Data items:
** Begin **
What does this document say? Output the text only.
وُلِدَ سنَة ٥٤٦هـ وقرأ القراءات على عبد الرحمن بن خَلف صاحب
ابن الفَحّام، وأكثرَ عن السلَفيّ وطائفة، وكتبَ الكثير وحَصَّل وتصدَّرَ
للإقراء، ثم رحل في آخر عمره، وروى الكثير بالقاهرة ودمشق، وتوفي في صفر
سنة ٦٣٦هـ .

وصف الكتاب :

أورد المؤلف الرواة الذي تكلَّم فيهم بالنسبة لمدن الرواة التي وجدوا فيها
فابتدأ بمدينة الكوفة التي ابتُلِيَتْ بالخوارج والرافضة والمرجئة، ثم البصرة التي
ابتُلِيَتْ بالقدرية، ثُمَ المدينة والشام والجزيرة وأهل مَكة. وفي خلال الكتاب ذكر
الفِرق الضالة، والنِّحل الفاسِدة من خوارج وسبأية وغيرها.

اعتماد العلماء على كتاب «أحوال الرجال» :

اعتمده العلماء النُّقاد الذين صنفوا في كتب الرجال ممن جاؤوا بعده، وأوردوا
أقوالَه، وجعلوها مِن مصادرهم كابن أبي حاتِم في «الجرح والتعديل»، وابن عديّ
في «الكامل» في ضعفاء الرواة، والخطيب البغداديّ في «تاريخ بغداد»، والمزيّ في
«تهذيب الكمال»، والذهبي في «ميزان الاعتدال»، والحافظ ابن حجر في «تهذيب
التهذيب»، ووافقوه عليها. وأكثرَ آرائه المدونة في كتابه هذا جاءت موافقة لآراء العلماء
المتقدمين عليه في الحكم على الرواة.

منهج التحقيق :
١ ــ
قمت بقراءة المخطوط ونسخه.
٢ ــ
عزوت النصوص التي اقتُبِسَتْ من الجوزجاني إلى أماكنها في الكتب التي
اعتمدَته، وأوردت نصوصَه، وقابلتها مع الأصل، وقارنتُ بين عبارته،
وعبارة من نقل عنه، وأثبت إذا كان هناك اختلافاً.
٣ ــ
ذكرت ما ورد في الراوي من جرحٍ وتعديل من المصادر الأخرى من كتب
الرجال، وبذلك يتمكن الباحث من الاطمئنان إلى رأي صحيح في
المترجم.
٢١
** End **
• **Directions for this task**: Search the listing for the word "الكثير". Copy every line in which it occurs.

• **Final result**:
ابن الفَحّام، وأكثرَ عن السلَفيّ وطائفة، وكتبَ الكثير وحَصَّل وتصدَّرَ
للإقراء، ثم رحل في آخر عمره، وروى الكثير بالقاهرة ودمشق، وتوفي في صفر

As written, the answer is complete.